§ Task directions
How many of the lines below contain "Café"? Answer with that number alone.

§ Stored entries
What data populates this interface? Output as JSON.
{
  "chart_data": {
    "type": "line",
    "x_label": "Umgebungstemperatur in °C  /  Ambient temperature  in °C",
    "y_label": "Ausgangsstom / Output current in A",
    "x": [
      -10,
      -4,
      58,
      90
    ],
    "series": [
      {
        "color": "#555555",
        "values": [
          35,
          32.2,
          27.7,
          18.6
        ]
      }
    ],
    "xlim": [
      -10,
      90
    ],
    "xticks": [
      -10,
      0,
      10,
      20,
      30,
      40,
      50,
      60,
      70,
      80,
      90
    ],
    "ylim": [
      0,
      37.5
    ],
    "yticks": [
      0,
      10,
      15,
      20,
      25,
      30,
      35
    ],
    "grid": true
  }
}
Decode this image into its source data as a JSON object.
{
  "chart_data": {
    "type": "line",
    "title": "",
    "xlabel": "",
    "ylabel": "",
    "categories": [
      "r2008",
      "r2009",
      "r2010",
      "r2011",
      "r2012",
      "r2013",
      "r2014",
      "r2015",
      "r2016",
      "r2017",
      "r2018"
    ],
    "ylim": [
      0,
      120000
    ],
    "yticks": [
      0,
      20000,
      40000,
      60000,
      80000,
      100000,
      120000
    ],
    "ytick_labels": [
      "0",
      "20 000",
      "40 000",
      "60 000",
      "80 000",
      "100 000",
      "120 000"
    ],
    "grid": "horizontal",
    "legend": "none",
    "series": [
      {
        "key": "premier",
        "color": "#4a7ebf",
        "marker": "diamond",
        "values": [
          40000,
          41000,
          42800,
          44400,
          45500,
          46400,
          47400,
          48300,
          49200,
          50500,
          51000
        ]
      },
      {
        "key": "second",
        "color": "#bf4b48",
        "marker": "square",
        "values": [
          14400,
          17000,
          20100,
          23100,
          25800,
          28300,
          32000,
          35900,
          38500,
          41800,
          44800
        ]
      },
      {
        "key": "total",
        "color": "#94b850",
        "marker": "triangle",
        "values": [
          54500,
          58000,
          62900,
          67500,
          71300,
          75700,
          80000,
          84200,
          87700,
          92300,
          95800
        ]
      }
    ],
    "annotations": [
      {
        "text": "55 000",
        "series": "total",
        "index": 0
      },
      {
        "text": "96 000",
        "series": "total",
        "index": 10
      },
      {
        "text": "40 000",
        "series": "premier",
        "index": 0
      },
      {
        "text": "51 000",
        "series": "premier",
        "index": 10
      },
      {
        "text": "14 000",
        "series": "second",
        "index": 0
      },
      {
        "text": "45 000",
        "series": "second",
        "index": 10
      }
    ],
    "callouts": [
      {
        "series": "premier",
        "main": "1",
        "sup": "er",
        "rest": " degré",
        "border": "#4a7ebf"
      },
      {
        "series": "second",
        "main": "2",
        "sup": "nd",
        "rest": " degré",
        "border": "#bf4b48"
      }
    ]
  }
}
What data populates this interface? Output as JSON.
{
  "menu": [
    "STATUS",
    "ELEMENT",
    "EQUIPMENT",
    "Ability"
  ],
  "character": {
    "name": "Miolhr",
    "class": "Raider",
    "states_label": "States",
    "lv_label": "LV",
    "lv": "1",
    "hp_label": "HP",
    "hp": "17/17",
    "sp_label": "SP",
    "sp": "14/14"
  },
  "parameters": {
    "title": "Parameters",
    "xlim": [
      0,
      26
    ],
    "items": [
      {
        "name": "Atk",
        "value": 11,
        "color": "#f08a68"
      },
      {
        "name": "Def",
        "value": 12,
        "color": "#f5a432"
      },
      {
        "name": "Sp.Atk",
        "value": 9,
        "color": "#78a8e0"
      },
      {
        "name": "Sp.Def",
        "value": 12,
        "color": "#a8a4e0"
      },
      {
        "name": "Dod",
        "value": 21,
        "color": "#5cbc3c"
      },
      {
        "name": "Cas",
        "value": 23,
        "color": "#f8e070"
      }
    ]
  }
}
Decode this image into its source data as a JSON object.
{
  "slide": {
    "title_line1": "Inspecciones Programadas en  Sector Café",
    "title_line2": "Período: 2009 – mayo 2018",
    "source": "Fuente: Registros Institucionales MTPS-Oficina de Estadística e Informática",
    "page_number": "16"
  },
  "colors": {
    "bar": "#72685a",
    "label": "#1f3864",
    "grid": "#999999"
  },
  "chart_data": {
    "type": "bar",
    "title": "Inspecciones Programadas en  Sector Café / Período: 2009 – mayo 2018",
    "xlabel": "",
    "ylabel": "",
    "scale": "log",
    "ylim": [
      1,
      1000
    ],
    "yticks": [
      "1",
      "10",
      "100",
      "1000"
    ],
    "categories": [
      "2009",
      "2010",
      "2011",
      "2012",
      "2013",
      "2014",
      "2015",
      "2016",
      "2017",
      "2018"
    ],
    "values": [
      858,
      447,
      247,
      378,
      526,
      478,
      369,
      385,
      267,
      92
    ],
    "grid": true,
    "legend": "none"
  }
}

§ Result of the exercise
2